------ PROVIDED DATA ------

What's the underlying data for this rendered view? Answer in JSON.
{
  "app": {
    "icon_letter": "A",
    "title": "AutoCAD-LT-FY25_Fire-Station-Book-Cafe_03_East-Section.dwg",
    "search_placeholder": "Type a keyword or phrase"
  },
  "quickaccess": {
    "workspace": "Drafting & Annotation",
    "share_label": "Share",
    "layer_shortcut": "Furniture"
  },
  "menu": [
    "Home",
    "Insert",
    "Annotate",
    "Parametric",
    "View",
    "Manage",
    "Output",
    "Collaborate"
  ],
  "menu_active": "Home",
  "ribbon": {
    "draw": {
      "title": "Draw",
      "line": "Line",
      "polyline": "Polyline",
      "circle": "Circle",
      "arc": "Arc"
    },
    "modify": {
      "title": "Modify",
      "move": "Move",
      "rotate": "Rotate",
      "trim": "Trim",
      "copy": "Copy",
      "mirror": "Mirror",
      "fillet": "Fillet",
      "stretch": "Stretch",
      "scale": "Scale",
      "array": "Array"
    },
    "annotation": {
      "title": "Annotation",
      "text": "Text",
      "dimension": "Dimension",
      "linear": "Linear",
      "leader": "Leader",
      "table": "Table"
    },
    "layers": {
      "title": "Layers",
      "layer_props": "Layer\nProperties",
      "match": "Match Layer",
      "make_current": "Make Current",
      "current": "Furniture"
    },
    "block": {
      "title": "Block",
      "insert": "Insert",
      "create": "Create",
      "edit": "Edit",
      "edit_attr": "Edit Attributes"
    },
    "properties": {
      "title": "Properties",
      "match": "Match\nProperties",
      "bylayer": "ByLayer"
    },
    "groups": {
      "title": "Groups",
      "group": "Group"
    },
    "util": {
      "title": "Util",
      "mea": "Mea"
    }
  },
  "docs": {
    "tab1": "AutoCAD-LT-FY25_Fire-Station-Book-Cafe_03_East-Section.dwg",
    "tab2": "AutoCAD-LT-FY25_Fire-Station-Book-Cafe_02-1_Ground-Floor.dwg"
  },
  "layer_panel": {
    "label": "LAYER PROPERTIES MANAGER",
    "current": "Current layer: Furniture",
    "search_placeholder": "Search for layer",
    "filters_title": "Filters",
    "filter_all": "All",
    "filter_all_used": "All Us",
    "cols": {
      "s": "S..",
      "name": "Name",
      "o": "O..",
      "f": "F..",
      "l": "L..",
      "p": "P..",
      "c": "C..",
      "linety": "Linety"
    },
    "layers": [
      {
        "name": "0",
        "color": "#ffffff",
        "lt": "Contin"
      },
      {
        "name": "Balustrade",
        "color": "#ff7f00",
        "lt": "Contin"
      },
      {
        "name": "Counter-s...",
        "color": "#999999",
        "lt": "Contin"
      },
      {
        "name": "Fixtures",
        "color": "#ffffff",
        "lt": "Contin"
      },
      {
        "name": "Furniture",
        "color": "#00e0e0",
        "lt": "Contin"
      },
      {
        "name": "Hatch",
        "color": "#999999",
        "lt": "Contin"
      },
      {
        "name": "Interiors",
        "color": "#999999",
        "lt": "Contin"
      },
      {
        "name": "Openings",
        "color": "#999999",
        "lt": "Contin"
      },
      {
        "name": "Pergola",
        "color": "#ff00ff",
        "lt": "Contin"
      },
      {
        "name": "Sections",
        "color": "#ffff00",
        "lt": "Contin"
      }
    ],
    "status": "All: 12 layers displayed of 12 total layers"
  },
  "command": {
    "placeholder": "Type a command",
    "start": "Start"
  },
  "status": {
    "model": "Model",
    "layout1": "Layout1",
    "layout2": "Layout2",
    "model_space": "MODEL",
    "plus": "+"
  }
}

------

TASK OBJECTIVE
Across the records, count the lines holding the string "Edit". Give the number and stop.

ANSWER TO THIS EXERCISE
2